Bubbs, just settle the fuck down.
It was nice enough to fucking get on here,
and now you're getting all crazy.
I'd love to see you, you know, Bubbles,
I'd love to see you see four feet in front of you,
let alone find your way to me.
That's fucking hilarious.
Really fucking hilarious.
What the fuck is going on here?
Mr. Jokes.
You know what? It's because he made those hockey movies. Now he's like all cocky.
Yeah, he's Mr. Jokes now, isn't he?
He's turning into a dick now.
Well, he's not.
It was a cool video.
It was kind of funny.
It's Johnny Jokes.
Johnny Jokes.
Ronnie's cousin.
Ronnie Jokes.
That's right. I like that.
Ronnie Jokes.
Ronnie Jokes is dead, man.
This is Johnny's world, okay?
I want you to know something.
This is Johnny Jokes' world.
You're all just living in it.
At first I thought it was a dumb name.
I thought it was just a burger that kind of was on a wall
that made no sense to me.
But then I found out it was Marchie Mark and then it made
more sense because it's, you know, after their name,
they just added E-R-S.
So it is kind of cool now.
They're probably good, I mean, he's pretty rich.
He probably makes a pretty good fucking burger,
I'm guessing, I don't know.
Rikki thought it was a burger
that got served on the wall.
That's what he thought it was.
Made by Marchy Mark.
And in fact, who owns it?
Who, yeah, who owns it, Rikki, who was that?

----------

**INSTRUCTION 1:** Summarize the conversation in two sentences.
**INSTRUCTION 2:** Carry on the conversation about the Marchie Mark burger place from its last line.

----------

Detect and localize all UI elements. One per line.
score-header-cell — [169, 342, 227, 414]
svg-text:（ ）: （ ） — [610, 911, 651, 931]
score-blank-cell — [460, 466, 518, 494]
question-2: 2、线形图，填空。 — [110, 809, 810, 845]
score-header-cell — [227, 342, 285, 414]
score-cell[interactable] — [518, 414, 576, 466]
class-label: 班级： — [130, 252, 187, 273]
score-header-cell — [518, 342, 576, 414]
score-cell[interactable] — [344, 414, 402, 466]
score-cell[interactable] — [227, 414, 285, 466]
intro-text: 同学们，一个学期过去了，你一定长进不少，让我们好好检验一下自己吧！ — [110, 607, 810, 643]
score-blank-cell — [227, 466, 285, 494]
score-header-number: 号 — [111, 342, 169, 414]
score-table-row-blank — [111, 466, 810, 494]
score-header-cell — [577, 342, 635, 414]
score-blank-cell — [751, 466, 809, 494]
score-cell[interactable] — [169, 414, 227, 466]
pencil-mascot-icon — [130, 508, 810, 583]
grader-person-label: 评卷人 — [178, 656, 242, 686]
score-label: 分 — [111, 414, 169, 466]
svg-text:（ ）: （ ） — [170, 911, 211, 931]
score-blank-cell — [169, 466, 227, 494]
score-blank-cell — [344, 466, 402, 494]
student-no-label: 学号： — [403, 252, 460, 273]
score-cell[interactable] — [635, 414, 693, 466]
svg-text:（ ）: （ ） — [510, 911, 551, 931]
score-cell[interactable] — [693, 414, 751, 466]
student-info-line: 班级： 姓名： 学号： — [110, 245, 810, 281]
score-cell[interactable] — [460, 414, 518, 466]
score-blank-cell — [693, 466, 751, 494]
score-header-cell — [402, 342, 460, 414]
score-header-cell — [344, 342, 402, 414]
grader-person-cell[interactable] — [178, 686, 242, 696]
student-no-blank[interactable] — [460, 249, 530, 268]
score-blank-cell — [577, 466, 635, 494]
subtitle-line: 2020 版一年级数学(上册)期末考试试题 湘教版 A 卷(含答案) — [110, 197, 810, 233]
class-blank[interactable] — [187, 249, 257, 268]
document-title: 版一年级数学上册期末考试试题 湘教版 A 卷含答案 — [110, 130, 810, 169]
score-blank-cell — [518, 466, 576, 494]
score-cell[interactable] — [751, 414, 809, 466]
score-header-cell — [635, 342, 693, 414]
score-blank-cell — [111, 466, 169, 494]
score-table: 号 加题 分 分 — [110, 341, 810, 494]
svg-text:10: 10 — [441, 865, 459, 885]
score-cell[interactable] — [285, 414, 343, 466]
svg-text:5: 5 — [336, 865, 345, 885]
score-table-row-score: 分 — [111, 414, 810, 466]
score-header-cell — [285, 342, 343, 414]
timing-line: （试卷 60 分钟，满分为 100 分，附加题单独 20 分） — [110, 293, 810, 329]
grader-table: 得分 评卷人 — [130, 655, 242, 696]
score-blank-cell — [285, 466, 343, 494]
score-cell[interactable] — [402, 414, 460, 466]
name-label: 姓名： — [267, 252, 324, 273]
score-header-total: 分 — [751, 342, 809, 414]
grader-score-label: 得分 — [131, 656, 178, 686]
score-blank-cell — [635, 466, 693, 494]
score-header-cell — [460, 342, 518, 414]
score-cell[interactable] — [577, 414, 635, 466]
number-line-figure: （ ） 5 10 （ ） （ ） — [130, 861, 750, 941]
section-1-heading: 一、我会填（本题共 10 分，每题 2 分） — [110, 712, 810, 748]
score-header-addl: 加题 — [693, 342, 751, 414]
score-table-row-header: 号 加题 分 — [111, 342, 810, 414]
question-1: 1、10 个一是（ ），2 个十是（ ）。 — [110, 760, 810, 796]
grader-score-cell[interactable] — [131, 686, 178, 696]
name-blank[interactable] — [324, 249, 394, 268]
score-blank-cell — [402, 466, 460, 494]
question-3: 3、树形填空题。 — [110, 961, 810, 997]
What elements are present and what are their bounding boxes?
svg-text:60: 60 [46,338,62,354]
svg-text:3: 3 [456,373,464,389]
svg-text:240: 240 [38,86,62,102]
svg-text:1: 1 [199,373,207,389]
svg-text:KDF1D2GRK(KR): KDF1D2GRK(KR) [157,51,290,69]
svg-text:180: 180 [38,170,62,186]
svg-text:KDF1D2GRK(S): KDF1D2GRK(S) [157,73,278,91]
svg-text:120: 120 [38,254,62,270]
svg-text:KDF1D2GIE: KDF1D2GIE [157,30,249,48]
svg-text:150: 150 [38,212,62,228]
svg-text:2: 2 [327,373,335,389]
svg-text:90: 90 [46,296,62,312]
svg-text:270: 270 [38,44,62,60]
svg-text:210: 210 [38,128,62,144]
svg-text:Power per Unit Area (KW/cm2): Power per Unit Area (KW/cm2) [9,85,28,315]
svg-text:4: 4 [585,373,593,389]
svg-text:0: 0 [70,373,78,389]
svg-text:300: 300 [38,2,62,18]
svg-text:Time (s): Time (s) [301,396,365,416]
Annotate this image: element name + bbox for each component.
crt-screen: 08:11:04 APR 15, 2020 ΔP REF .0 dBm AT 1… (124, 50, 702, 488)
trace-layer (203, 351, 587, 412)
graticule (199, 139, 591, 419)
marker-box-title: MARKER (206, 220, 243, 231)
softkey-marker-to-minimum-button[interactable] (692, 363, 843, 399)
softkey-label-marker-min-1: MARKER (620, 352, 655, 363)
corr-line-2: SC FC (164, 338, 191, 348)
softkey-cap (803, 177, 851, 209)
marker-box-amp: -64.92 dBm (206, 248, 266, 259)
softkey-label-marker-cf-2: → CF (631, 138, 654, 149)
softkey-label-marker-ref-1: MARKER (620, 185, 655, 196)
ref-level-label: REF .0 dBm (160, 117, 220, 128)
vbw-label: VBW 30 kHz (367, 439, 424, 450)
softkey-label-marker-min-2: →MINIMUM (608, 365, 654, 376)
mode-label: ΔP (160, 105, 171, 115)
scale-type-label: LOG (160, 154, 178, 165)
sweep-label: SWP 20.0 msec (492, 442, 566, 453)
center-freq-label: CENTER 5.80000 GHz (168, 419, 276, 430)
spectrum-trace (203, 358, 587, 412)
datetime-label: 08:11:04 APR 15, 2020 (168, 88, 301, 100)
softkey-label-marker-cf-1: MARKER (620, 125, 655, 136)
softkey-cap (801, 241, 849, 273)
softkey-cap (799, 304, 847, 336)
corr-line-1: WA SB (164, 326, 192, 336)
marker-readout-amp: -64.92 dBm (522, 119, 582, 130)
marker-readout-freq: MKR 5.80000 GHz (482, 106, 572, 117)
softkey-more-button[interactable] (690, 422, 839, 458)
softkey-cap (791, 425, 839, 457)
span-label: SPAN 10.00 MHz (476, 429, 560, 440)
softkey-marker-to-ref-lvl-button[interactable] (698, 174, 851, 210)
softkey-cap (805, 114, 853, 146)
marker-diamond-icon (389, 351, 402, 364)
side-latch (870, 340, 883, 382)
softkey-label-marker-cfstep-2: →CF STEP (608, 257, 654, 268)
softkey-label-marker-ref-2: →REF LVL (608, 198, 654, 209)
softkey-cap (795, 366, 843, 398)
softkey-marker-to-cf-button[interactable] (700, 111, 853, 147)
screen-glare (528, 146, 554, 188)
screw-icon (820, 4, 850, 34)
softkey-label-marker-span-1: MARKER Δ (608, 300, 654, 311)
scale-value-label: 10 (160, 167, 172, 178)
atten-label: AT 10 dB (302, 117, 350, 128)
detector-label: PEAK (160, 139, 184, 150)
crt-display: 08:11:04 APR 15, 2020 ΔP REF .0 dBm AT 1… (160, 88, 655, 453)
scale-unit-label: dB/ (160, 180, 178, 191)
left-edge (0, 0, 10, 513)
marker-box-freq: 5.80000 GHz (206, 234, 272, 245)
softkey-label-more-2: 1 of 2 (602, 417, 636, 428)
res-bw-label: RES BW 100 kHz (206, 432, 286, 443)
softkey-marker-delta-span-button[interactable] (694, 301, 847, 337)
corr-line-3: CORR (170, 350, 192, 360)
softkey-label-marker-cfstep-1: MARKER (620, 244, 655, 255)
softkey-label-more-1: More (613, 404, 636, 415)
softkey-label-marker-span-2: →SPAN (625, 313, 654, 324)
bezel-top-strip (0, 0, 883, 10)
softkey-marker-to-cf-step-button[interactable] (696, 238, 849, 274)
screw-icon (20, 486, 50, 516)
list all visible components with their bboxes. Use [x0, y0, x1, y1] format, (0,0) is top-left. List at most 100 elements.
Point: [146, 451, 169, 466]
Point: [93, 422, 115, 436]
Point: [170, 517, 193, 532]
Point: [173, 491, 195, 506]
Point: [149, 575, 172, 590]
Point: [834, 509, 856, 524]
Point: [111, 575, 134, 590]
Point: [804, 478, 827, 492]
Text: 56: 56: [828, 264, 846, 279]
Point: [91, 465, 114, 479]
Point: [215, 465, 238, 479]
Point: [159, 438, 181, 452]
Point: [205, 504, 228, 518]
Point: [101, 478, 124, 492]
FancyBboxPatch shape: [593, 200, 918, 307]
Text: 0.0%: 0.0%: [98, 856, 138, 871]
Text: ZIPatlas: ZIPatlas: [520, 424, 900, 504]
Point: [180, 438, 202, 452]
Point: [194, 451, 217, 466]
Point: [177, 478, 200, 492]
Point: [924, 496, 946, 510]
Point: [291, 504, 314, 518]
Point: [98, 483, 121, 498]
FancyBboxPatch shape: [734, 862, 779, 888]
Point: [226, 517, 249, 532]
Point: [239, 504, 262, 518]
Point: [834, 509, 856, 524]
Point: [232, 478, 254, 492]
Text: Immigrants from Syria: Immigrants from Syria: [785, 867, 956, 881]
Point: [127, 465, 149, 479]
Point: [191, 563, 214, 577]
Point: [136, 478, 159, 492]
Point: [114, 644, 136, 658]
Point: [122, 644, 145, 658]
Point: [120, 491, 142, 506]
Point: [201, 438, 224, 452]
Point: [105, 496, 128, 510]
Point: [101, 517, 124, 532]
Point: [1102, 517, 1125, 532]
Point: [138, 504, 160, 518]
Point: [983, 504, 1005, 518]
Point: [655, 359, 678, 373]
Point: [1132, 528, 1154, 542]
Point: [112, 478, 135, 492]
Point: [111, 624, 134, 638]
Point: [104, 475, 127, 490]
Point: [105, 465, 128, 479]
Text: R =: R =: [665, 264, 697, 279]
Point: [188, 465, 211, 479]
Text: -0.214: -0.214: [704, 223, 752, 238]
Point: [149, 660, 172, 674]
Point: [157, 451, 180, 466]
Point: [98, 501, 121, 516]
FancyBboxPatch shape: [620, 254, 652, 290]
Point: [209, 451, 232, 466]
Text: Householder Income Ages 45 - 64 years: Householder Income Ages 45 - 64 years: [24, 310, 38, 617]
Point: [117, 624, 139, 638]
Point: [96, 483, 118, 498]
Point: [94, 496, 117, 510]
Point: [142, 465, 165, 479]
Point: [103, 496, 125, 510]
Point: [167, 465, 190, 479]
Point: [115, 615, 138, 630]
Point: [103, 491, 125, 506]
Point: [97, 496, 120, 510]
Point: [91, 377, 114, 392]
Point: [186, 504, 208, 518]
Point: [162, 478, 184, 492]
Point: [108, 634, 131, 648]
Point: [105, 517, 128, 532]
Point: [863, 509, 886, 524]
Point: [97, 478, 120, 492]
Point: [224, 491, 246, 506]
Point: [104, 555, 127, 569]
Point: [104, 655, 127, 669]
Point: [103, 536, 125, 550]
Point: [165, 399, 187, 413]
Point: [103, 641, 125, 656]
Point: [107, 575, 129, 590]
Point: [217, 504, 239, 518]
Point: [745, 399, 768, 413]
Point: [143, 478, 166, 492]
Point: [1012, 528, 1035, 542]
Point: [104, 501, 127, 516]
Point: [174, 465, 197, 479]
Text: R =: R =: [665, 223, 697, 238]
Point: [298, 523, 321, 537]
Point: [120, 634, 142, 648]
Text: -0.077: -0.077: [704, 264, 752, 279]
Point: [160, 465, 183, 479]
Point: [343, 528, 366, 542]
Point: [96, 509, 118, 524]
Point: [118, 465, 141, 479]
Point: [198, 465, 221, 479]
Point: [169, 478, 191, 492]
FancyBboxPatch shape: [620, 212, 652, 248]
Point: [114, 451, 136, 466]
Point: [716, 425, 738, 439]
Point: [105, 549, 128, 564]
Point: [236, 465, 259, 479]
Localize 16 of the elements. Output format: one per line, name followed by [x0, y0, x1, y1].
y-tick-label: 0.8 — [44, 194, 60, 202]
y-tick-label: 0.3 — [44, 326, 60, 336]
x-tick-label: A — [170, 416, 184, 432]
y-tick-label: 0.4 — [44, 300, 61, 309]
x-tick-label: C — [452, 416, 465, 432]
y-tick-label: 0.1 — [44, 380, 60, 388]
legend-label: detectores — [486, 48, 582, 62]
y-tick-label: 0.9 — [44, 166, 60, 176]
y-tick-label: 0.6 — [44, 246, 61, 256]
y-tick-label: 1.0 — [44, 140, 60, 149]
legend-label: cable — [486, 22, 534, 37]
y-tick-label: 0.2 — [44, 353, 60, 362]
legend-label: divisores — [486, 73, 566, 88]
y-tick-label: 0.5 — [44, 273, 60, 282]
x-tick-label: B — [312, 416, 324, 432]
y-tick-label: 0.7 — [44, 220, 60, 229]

----------

**TASK RESULT 1:** A speaker tells Bubbs to settle down, mocks Bubbles for not being able to see four feet ahead, and the group then jokes that someone has become cocky "Mr. Jokes," or "Johnny Jokes," since making hockey movies. They go on to talk about a burger place named after Marchie Mark, which one speaker first thought was a dumb name and which Rikki took for a burger served on a wall.

**TASK RESULT 2:**
Marchy Marsh. March that? Marchy Marsh.
Marchy Mark.
In the funk bunch.
Marky Mark in the funky bunch?
You're close.
Yes, it is that guy.
It's Mark Wahlberg.
Marchy Mark.
I know who the fuck it is.
That's where they got the name.
Wahlberg, Wahlburgers, you know?
He used to sing a lot of his songs just in his underwear.
Not Marchy Mark.
Marchy Mark was in the pipe band.
He would go in the braids.
That's Marchie Mark.
Okay, well, maybe I fucked that up.
Marchie Mark was in one of the biggest pipe bands in the world.
They marched all every parade.
You can name a fucking parade.
I don't fucking know, Pops.
There was a time where Marchie Mark was the name in Fife and Drum music.
Absolutely.
See, he knows his history.
The best thing I've heard all day is that you've got two ghosts.
What are they called?
Paul and Stanley.
Wow.
But not Paul Stanley.
No, not Paul Stanley.
That guy's from Kiss.
It'd be awesome if Paul Stanley was a ghost.
I know.
Just Paul Stanley with a sheet over his head.
Can you imagine being haunted by Paul Stanley?
That would be the best thing ever, right?
He'd be just running around banging broads.
He'd be stirring his fucking eye.
Just there at night going, come on!
He'd have a sheet over his head and then with a little hole cut out like a star.
It would be amazing.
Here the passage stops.